Saved entries
start

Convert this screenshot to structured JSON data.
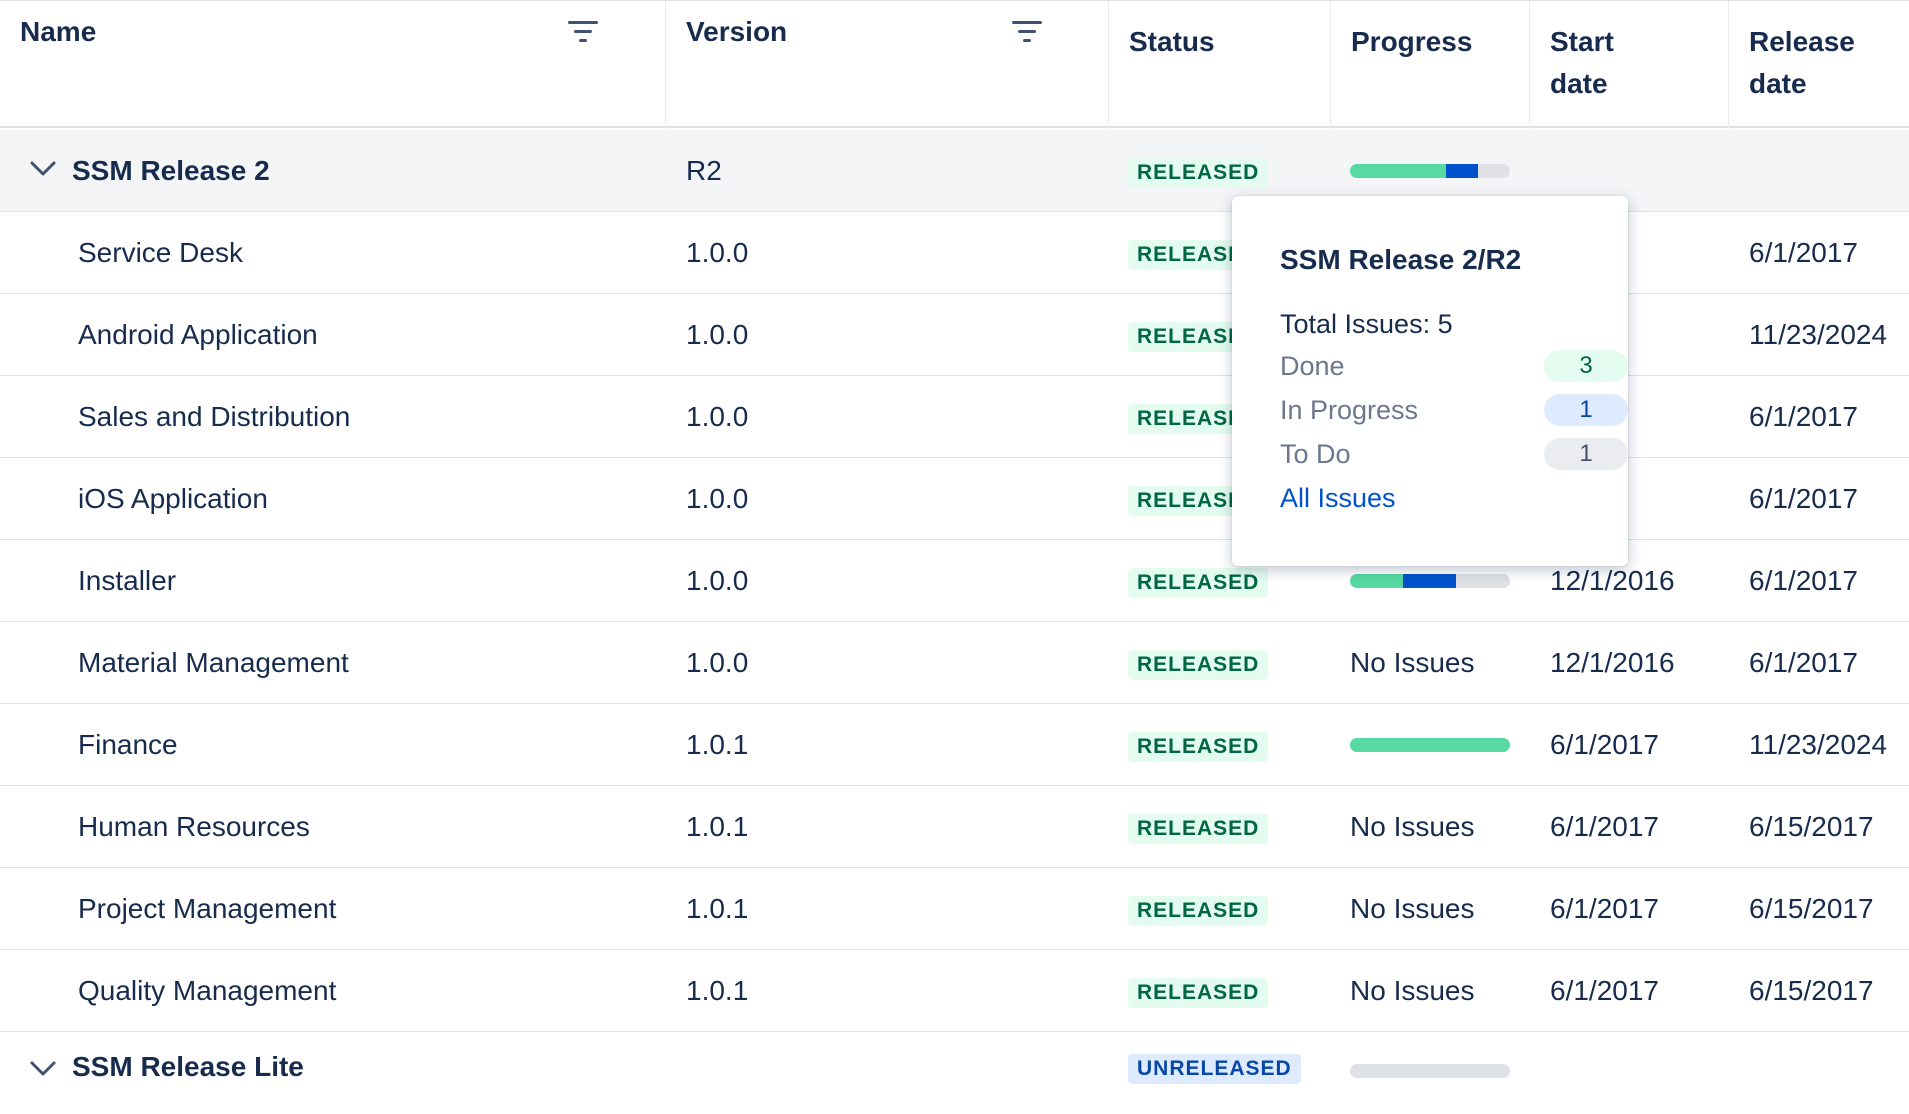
{
  "header": {
    "name": "Name",
    "version": "Version",
    "status": "Status",
    "progress": "Progress",
    "start_line1": "Start",
    "start_line2": "date",
    "release_line1": "Release",
    "release_line2": "date"
  },
  "groups": [
    {
      "name": "SSM Release 2",
      "version": "R2",
      "status": "RELEASED",
      "progress": {
        "done": 0.6,
        "in_progress": 0.2
      }
    },
    {
      "name": "SSM Release Lite",
      "status": "UNRELEASED",
      "progress": {
        "done": 0,
        "in_progress": 0
      }
    }
  ],
  "rows": [
    {
      "name": "Service Desk",
      "version": "1.0.0",
      "status": "RELEASED",
      "start": "016",
      "release": "6/1/2017"
    },
    {
      "name": "Android Application",
      "version": "1.0.0",
      "status": "RELEASED",
      "start": "016",
      "release": "11/23/2024"
    },
    {
      "name": "Sales and Distribution",
      "version": "1.0.0",
      "status": "RELEASED",
      "start": "016",
      "release": "6/1/2017"
    },
    {
      "name": "iOS Application",
      "version": "1.0.0",
      "status": "RELEASED",
      "start": "016",
      "release": "6/1/2017"
    },
    {
      "name": "Installer",
      "version": "1.0.0",
      "status": "RELEASED",
      "start": "12/1/2016",
      "release": "6/1/2017",
      "progress": {
        "done": 0.333,
        "in_progress": 0.333
      }
    },
    {
      "name": "Material Management",
      "version": "1.0.0",
      "status": "RELEASED",
      "progress_text": "No Issues",
      "start": "12/1/2016",
      "release": "6/1/2017"
    },
    {
      "name": "Finance",
      "version": "1.0.1",
      "status": "RELEASED",
      "start": "6/1/2017",
      "release": "11/23/2024",
      "progress": {
        "done": 1.0,
        "in_progress": 0
      }
    },
    {
      "name": "Human Resources",
      "version": "1.0.1",
      "status": "RELEASED",
      "progress_text": "No Issues",
      "start": "6/1/2017",
      "release": "6/15/2017"
    },
    {
      "name": "Project Management",
      "version": "1.0.1",
      "status": "RELEASED",
      "progress_text": "No Issues",
      "start": "6/1/2017",
      "release": "6/15/2017"
    },
    {
      "name": "Quality Management",
      "version": "1.0.1",
      "status": "RELEASED",
      "progress_text": "No Issues",
      "start": "6/1/2017",
      "release": "6/15/2017"
    }
  ],
  "popup": {
    "title": "SSM Release 2/R2",
    "total": "Total Issues: 5",
    "done_label": "Done",
    "done_count": "3",
    "progress_label": "In Progress",
    "progress_count": "1",
    "todo_label": "To Do",
    "todo_count": "1",
    "link": "All Issues"
  },
  "colors": {
    "done": "#57d9a3",
    "in_progress": "#0052cc",
    "track": "#dfe1e6"
  },
  "icons": {
    "filter": "filter-icon",
    "expand": "chevron-down-icon"
  }
}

end

§ Directive: Leave out the pictures and give the listing above again exactly.

§ Solution for this task:
Convert this screenshot to structured JSON data.
{
  "header": {
    "name": "Name",
    "version": "Version",
    "status": "Status",
    "progress": "Progress",
    "start_line1": "Start",
    "start_line2": "date",
    "release_line1": "Release",
    "release_line2": "date"
  },
  "groups": [
    {
      "name": "SSM Release 2",
      "version": "R2",
      "status": "RELEASED",
      "progress": {
        "done": 0.6,
        "in_progress": 0.2
      }
    },
    {
      "name": "SSM Release Lite",
      "status": "UNRELEASED",
      "progress": {
        "done": 0,
        "in_progress": 0
      }
    }
  ],
  "rows": [
    {
      "name": "Service Desk",
      "version": "1.0.0",
      "status": "RELEASED",
      "start": "016",
      "release": "6/1/2017"
    },
    {
      "name": "Android Application",
      "version": "1.0.0",
      "status": "RELEASED",
      "start": "016",
      "release": "11/23/2024"
    },
    {
      "name": "Sales and Distribution",
      "version": "1.0.0",
      "status": "RELEASED",
      "start": "016",
      "release": "6/1/2017"
    },
    {
      "name": "iOS Application",
      "version": "1.0.0",
      "status": "RELEASED",
      "start": "016",
      "release": "6/1/2017"
    },
    {
      "name": "Installer",
      "version": "1.0.0",
      "status": "RELEASED",
      "start": "12/1/2016",
      "release": "6/1/2017",
      "progress": {
        "done": 0.333,
        "in_progress": 0.333
      }
    },
    {
      "name": "Material Management",
      "version": "1.0.0",
      "status": "RELEASED",
      "progress_text": "No Issues",
      "start": "12/1/2016",
      "release": "6/1/2017"
    },
    {
      "name": "Finance",
      "version": "1.0.1",
      "status": "RELEASED",
      "start": "6/1/2017",
      "release": "11/23/2024",
      "progress": {
        "done": 1.0,
        "in_progress": 0
      }
    },
    {
      "name": "Human Resources",
      "version": "1.0.1",
      "status": "RELEASED",
      "progress_text": "No Issues",
      "start": "6/1/2017",
      "release": "6/15/2017"
    },
    {
      "name": "Project Management",
      "version": "1.0.1",
      "status": "RELEASED",
      "progress_text": "No Issues",
      "start": "6/1/2017",
      "release": "6/15/2017"
    },
    {
      "name": "Quality Management",
      "version": "1.0.1",
      "status": "RELEASED",
      "progress_text": "No Issues",
      "start": "6/1/2017",
      "release": "6/15/2017"
    }
  ],
  "popup": {
    "title": "SSM Release 2/R2",
    "total": "Total Issues: 5",
    "done_label": "Done",
    "done_count": "3",
    "progress_label": "In Progress",
    "progress_count": "1",
    "todo_label": "To Do",
    "todo_count": "1",
    "link": "All Issues"
  },
  "colors": {
    "done": "#57d9a3",
    "in_progress": "#0052cc",
    "track": "#dfe1e6"
  },
  "icons": {
    "filter": "filter-icon",
    "expand": "chevron-down-icon"
  }
}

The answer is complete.